What is needed
Please copy the data below line for line, changing nothing.

──────────────────────────────

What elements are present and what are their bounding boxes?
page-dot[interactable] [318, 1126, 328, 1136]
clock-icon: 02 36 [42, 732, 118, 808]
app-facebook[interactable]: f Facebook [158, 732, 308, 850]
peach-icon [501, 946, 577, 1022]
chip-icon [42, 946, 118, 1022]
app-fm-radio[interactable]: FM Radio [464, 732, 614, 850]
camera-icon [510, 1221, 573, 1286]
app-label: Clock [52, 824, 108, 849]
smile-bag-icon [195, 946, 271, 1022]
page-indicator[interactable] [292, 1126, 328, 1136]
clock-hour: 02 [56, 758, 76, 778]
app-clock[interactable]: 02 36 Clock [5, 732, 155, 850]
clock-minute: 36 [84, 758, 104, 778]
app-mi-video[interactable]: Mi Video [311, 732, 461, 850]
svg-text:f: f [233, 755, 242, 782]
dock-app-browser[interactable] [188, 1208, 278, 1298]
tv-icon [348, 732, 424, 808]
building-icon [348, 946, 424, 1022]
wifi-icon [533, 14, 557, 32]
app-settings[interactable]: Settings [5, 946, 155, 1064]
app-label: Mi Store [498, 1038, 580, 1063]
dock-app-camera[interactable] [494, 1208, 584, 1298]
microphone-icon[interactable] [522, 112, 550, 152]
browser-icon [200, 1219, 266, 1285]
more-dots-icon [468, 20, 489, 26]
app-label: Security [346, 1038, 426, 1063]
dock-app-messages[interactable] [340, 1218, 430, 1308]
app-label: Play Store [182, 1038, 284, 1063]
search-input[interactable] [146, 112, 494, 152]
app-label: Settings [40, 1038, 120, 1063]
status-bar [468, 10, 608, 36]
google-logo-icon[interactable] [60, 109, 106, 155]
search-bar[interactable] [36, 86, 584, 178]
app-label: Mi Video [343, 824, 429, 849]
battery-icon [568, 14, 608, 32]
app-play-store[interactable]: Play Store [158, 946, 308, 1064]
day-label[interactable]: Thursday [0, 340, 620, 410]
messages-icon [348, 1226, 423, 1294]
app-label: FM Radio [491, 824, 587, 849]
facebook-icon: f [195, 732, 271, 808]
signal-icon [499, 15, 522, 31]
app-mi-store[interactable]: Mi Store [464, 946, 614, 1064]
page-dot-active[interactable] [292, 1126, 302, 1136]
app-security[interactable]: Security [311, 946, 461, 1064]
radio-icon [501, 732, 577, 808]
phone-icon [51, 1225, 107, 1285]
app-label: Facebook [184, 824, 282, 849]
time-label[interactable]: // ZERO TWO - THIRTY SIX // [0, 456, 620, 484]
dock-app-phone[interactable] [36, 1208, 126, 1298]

──────────────────────────────

Completed exercise
What elements are present and what are their bounding boxes?
page-dot[interactable] [318, 1126, 328, 1136]
clock-icon: 02 36 [42, 732, 118, 808]
app-facebook[interactable]: f Facebook [158, 732, 308, 850]
peach-icon [501, 946, 577, 1022]
chip-icon [42, 946, 118, 1022]
app-fm-radio[interactable]: FM Radio [464, 732, 614, 850]
camera-icon [510, 1221, 573, 1286]
app-label: Clock [52, 824, 108, 849]
smile-bag-icon [195, 946, 271, 1022]
page-indicator[interactable] [292, 1126, 328, 1136]
clock-hour: 02 [56, 758, 76, 778]
app-clock[interactable]: 02 36 Clock [5, 732, 155, 850]
clock-minute: 36 [84, 758, 104, 778]
app-mi-video[interactable]: Mi Video [311, 732, 461, 850]
svg-text:f: f [233, 755, 242, 782]
dock-app-browser[interactable] [188, 1208, 278, 1298]
tv-icon [348, 732, 424, 808]
building-icon [348, 946, 424, 1022]
wifi-icon [533, 14, 557, 32]
app-settings[interactable]: Settings [5, 946, 155, 1064]
app-label: Mi Store [498, 1038, 580, 1063]
dock-app-camera[interactable] [494, 1208, 584, 1298]
microphone-icon[interactable] [522, 112, 550, 152]
browser-icon [200, 1219, 266, 1285]
more-dots-icon [468, 20, 489, 26]
app-label: Security [346, 1038, 426, 1063]
dock-app-messages[interactable] [340, 1218, 430, 1308]
app-label: Play Store [182, 1038, 284, 1063]
search-input[interactable] [146, 112, 494, 152]
app-label: Settings [40, 1038, 120, 1063]
status-bar [468, 10, 608, 36]
google-logo-icon[interactable] [60, 109, 106, 155]
search-bar[interactable] [36, 86, 584, 178]
app-label: Mi Video [343, 824, 429, 849]
battery-icon [568, 14, 608, 32]
app-play-store[interactable]: Play Store [158, 946, 308, 1064]
day-label[interactable]: Thursday [0, 340, 620, 410]
messages-icon [348, 1226, 423, 1294]
app-label: FM Radio [491, 824, 587, 849]
facebook-icon: f [195, 732, 271, 808]
signal-icon [499, 15, 522, 31]
app-mi-store[interactable]: Mi Store [464, 946, 614, 1064]
page-dot-active[interactable] [292, 1126, 302, 1136]
app-security[interactable]: Security [311, 946, 461, 1064]
radio-icon [501, 732, 577, 808]
phone-icon [51, 1225, 107, 1285]
app-label: Facebook [184, 824, 282, 849]
time-label[interactable]: // ZERO TWO - THIRTY SIX // [0, 456, 620, 484]
dock-app-phone[interactable] [36, 1208, 126, 1298]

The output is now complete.